(Recorded data)
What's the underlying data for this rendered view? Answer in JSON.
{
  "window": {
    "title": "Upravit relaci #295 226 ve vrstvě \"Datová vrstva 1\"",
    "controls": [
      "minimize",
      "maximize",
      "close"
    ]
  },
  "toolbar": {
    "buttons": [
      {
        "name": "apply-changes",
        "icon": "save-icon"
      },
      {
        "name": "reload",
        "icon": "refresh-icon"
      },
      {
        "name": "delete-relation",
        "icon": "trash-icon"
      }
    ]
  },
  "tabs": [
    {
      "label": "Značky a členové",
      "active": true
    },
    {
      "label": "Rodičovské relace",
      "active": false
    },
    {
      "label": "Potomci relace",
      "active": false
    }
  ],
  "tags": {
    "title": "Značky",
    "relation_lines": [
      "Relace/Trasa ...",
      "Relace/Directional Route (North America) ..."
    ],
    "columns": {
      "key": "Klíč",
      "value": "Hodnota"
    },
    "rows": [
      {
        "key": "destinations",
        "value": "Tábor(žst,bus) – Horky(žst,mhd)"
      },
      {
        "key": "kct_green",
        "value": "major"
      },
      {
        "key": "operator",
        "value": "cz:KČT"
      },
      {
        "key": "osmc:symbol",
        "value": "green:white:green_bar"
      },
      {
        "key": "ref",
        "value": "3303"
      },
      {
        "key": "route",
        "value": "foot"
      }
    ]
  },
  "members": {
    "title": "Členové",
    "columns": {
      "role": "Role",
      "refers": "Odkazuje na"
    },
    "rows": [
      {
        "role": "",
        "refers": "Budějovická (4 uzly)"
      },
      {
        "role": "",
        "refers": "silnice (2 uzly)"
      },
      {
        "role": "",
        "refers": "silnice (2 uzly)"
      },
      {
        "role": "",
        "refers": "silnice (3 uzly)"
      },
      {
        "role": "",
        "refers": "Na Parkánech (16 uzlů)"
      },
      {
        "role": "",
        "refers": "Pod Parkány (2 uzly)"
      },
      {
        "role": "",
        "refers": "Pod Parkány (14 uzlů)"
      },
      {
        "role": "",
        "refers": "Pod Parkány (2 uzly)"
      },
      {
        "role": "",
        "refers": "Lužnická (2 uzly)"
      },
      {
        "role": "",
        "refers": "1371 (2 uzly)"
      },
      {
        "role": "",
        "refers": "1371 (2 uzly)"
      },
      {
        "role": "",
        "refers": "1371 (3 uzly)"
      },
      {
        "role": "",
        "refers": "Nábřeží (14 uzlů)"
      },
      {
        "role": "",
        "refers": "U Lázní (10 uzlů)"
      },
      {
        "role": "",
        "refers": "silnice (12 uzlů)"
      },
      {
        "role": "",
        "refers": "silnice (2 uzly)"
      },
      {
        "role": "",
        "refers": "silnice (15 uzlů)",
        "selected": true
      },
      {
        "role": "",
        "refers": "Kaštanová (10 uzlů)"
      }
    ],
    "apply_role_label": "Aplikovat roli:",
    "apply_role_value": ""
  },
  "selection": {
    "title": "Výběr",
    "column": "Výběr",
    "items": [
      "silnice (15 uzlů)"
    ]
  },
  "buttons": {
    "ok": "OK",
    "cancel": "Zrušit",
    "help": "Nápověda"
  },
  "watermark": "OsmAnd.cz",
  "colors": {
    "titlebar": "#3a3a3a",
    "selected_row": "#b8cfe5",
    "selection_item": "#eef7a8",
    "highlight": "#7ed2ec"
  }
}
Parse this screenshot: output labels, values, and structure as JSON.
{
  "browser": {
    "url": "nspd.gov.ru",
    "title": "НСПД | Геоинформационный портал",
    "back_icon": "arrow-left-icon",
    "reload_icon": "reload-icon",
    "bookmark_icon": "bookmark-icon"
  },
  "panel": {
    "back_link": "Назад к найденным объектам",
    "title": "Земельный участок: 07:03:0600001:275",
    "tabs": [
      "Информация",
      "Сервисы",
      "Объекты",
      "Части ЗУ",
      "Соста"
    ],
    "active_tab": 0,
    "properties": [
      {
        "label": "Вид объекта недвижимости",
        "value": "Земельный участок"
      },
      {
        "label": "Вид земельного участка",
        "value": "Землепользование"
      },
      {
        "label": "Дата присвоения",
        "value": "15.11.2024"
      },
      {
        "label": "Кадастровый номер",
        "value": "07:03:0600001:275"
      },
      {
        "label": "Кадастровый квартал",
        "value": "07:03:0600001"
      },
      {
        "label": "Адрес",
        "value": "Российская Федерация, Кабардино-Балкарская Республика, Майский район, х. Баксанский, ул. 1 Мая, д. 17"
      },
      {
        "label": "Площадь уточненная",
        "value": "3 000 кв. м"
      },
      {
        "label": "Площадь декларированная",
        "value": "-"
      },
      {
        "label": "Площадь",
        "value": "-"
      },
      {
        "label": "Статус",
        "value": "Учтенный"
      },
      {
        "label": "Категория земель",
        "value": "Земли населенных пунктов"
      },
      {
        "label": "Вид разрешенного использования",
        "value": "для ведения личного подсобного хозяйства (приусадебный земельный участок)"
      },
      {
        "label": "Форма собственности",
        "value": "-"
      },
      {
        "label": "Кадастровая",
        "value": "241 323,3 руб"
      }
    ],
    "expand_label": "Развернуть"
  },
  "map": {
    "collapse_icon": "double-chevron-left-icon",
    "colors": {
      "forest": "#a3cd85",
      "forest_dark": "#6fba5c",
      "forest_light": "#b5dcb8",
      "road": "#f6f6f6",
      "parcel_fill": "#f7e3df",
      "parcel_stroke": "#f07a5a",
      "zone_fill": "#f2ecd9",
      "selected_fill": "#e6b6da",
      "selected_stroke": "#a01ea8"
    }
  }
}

_Task to carry out_
Please reproduce each record precisely as written.

_Reply_
What's the underlying data for this rendered view? Answer in JSON.
{
  "window": {
    "title": "Upravit relaci #295 226 ve vrstvě \"Datová vrstva 1\"",
    "controls": [
      "minimize",
      "maximize",
      "close"
    ]
  },
  "toolbar": {
    "buttons": [
      {
        "name": "apply-changes",
        "icon": "save-icon"
      },
      {
        "name": "reload",
        "icon": "refresh-icon"
      },
      {
        "name": "delete-relation",
        "icon": "trash-icon"
      }
    ]
  },
  "tabs": [
    {
      "label": "Značky a členové",
      "active": true
    },
    {
      "label": "Rodičovské relace",
      "active": false
    },
    {
      "label": "Potomci relace",
      "active": false
    }
  ],
  "tags": {
    "title": "Značky",
    "relation_lines": [
      "Relace/Trasa ...",
      "Relace/Directional Route (North America) ..."
    ],
    "columns": {
      "key": "Klíč",
      "value": "Hodnota"
    },
    "rows": [
      {
        "key": "destinations",
        "value": "Tábor(žst,bus) – Horky(žst,mhd)"
      },
      {
        "key": "kct_green",
        "value": "major"
      },
      {
        "key": "operator",
        "value": "cz:KČT"
      },
      {
        "key": "osmc:symbol",
        "value": "green:white:green_bar"
      },
      {
        "key": "ref",
        "value": "3303"
      },
      {
        "key": "route",
        "value": "foot"
      }
    ]
  },
  "members": {
    "title": "Členové",
    "columns": {
      "role": "Role",
      "refers": "Odkazuje na"
    },
    "rows": [
      {
        "role": "",
        "refers": "Budějovická (4 uzly)"
      },
      {
        "role": "",
        "refers": "silnice (2 uzly)"
      },
      {
        "role": "",
        "refers": "silnice (2 uzly)"
      },
      {
        "role": "",
        "refers": "silnice (3 uzly)"
      },
      {
        "role": "",
        "refers": "Na Parkánech (16 uzlů)"
      },
      {
        "role": "",
        "refers": "Pod Parkány (2 uzly)"
      },
      {
        "role": "",
        "refers": "Pod Parkány (14 uzlů)"
      },
      {
        "role": "",
        "refers": "Pod Parkány (2 uzly)"
      },
      {
        "role": "",
        "refers": "Lužnická (2 uzly)"
      },
      {
        "role": "",
        "refers": "1371 (2 uzly)"
      },
      {
        "role": "",
        "refers": "1371 (2 uzly)"
      },
      {
        "role": "",
        "refers": "1371 (3 uzly)"
      },
      {
        "role": "",
        "refers": "Nábřeží (14 uzlů)"
      },
      {
        "role": "",
        "refers": "U Lázní (10 uzlů)"
      },
      {
        "role": "",
        "refers": "silnice (12 uzlů)"
      },
      {
        "role": "",
        "refers": "silnice (2 uzly)"
      },
      {
        "role": "",
        "refers": "silnice (15 uzlů)",
        "selected": true
      },
      {
        "role": "",
        "refers": "Kaštanová (10 uzlů)"
      }
    ],
    "apply_role_label": "Aplikovat roli:",
    "apply_role_value": ""
  },
  "selection": {
    "title": "Výběr",
    "column": "Výběr",
    "items": [
      "silnice (15 uzlů)"
    ]
  },
  "buttons": {
    "ok": "OK",
    "cancel": "Zrušit",
    "help": "Nápověda"
  },
  "watermark": "OsmAnd.cz",
  "colors": {
    "titlebar": "#3a3a3a",
    "selected_row": "#b8cfe5",
    "selection_item": "#eef7a8",
    "highlight": "#7ed2ec"
  }
}
Parse this screenshot: output labels, values, and structure as JSON.
{
  "browser": {
    "url": "nspd.gov.ru",
    "title": "НСПД | Геоинформационный портал",
    "back_icon": "arrow-left-icon",
    "reload_icon": "reload-icon",
    "bookmark_icon": "bookmark-icon"
  },
  "panel": {
    "back_link": "Назад к найденным объектам",
    "title": "Земельный участок: 07:03:0600001:275",
    "tabs": [
      "Информация",
      "Сервисы",
      "Объекты",
      "Части ЗУ",
      "Соста"
    ],
    "active_tab": 0,
    "properties": [
      {
        "label": "Вид объекта недвижимости",
        "value": "Земельный участок"
      },
      {
        "label": "Вид земельного участка",
        "value": "Землепользование"
      },
      {
        "label": "Дата присвоения",
        "value": "15.11.2024"
      },
      {
        "label": "Кадастровый номер",
        "value": "07:03:0600001:275"
      },
      {
        "label": "Кадастровый квартал",
        "value": "07:03:0600001"
      },
      {
        "label": "Адрес",
        "value": "Российская Федерация, Кабардино-Балкарская Республика, Майский район, х. Баксанский, ул. 1 Мая, д. 17"
      },
      {
        "label": "Площадь уточненная",
        "value": "3 000 кв. м"
      },
      {
        "label": "Площадь декларированная",
        "value": "-"
      },
      {
        "label": "Площадь",
        "value": "-"
      },
      {
        "label": "Статус",
        "value": "Учтенный"
      },
      {
        "label": "Категория земель",
        "value": "Земли населенных пунктов"
      },
      {
        "label": "Вид разрешенного использования",
        "value": "для ведения личного подсобного хозяйства (приусадебный земельный участок)"
      },
      {
        "label": "Форма собственности",
        "value": "-"
      },
      {
        "label": "Кадастровая",
        "value": "241 323,3 руб"
      }
    ],
    "expand_label": "Развернуть"
  },
  "map": {
    "collapse_icon": "double-chevron-left-icon",
    "colors": {
      "forest": "#a3cd85",
      "forest_dark": "#6fba5c",
      "forest_light": "#b5dcb8",
      "road": "#f6f6f6",
      "parcel_fill": "#f7e3df",
      "parcel_stroke": "#f07a5a",
      "zone_fill": "#f2ecd9",
      "selected_fill": "#e6b6da",
      "selected_stroke": "#a01ea8"
    }
  }
}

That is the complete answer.